## start

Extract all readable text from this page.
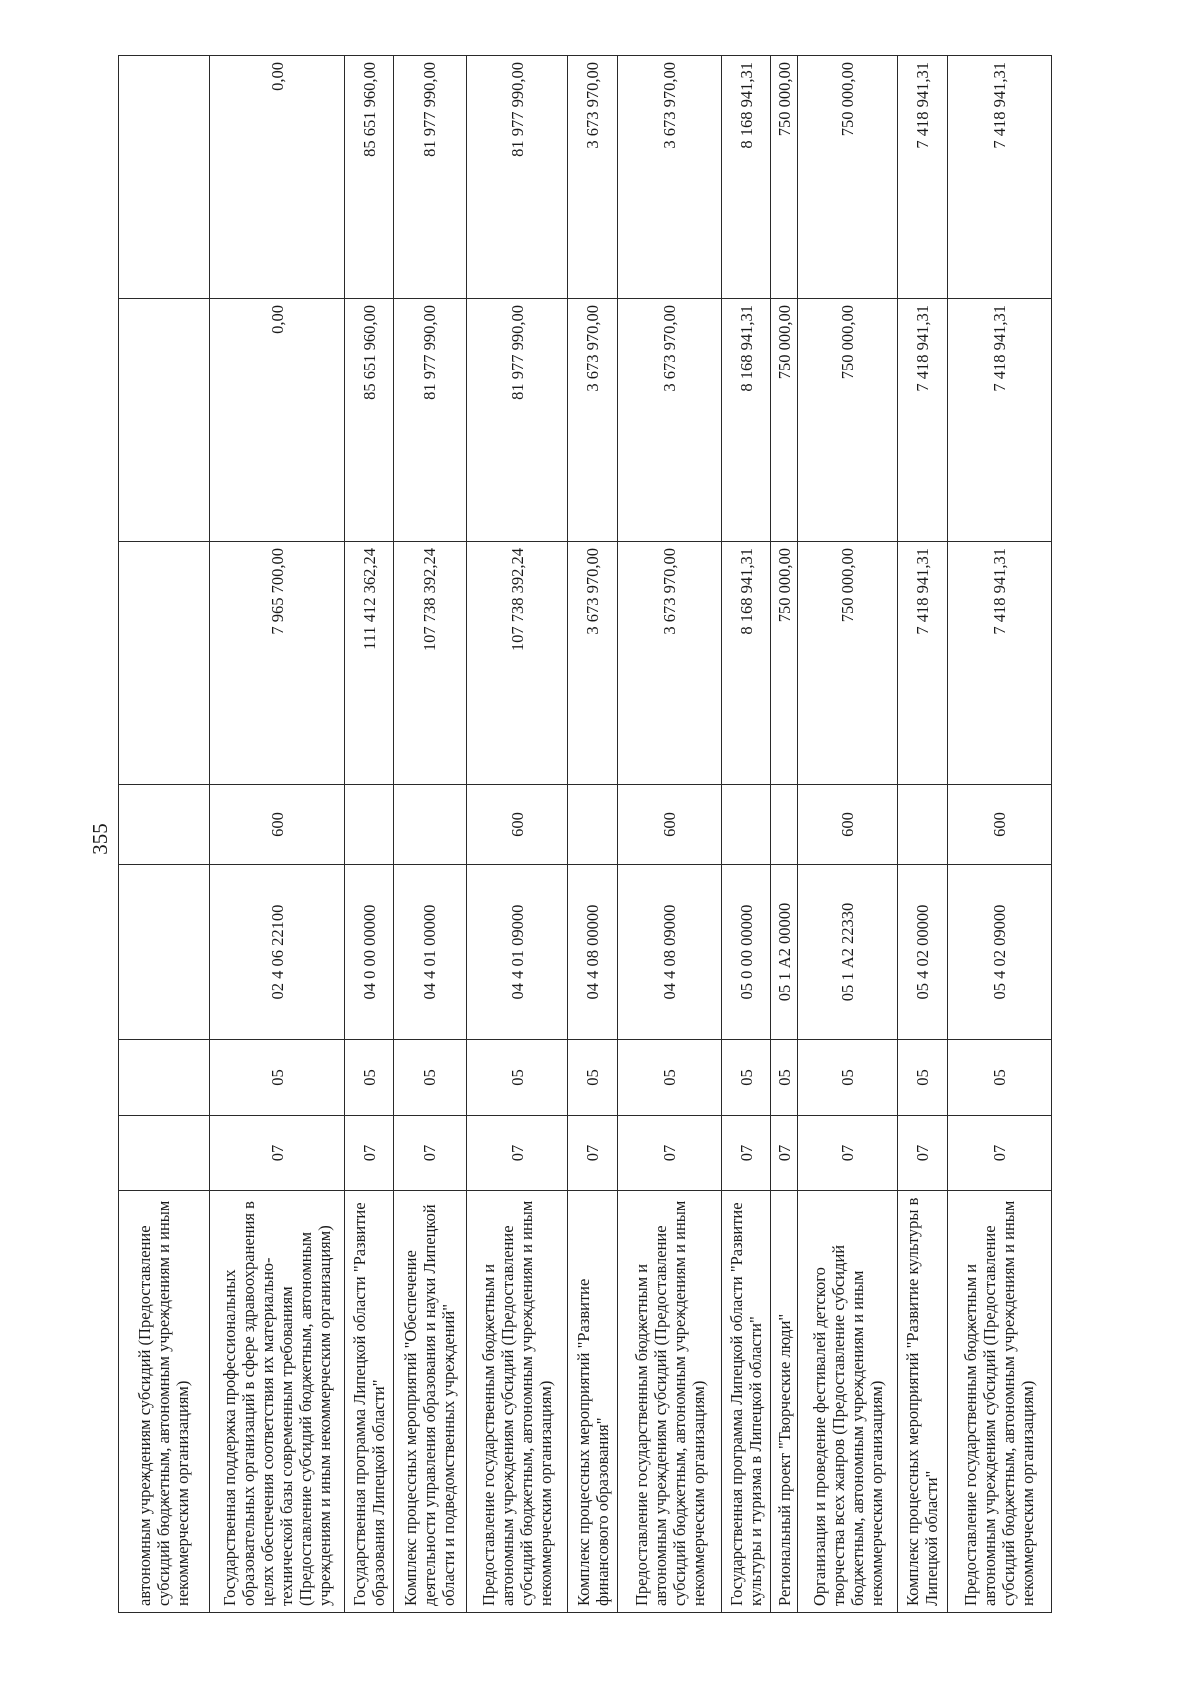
355
автономным учреждениям субсидий (Предоставление субсидий бюджетным, автономным учреждениям и иным некоммерческим организациям)							
Государственная поддержка профессиональных образовательных организаций в сфере здравоохранения в целях обеспечения соответствия их материально-технической базы современным требованиям (Предоставление субсидий бюджетным, автономным учреждениям и иным некоммерческим организациям)	07	05	02 4 06 22100	600	7 965 700,00	0,00	0,00
Государственная программа Липецкой области "Развитие образования Липецкой области"	07	05	04 0 00 00000		111 412 362,24	85 651 960,00	85 651 960,00
Комплекс процессных мероприятий "Обеспечение деятельности управления образования и науки Липецкой области и подведомственных учреждений"	07	05	04 4 01 00000		107 738 392,24	81 977 990,00	81 977 990,00
Предоставление государственным бюджетным и автономным учреждениям субсидий (Предоставление субсидий бюджетным, автономным учреждениям и иным некоммерческим организациям)	07	05	04 4 01 09000	600	107 738 392,24	81 977 990,00	81 977 990,00
Комплекс процессных мероприятий "Развитие финансового образования"	07	05	04 4 08 00000		3 673 970,00	3 673 970,00	3 673 970,00
Предоставление государственным бюджетным и автономным учреждениям субсидий (Предоставление субсидий бюджетным, автономным учреждениям и иным некоммерческим организациям)	07	05	04 4 08 09000	600	3 673 970,00	3 673 970,00	3 673 970,00
Государственная программа Липецкой области "Развитие культуры и туризма в Липецкой области"	07	05	05 0 00 00000		8 168 941,31	8 168 941,31	8 168 941,31
Региональный проект "Творческие люди"	07	05	05 1 А2 00000		750 000,00	750 000,00	750 000,00
Организация и проведение фестивалей детского творчества всех жанров (Предоставление субсидий бюджетным, автономным учреждениям и иным некоммерческим организациям)	07	05	05 1 А2 22330	600	750 000,00	750 000,00	750 000,00
Комплекс процессных мероприятий "Развитие культуры в Липецкой области"	07	05	05 4 02 00000		7 418 941,31	7 418 941,31	7 418 941,31
Предоставление государственным бюджетным и автономным учреждениям субсидий (Предоставление субсидий бюджетным, автономным учреждениям и иным некоммерческим организациям)	07	05	05 4 02 09000	600	7 418 941,31	7 418 941,31	7 418 941,31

## end

### EXERCISE PROMPT
Report how many lines in these entries contain "Предоставление". Answer with the number only.

### CORRECT RESULT
6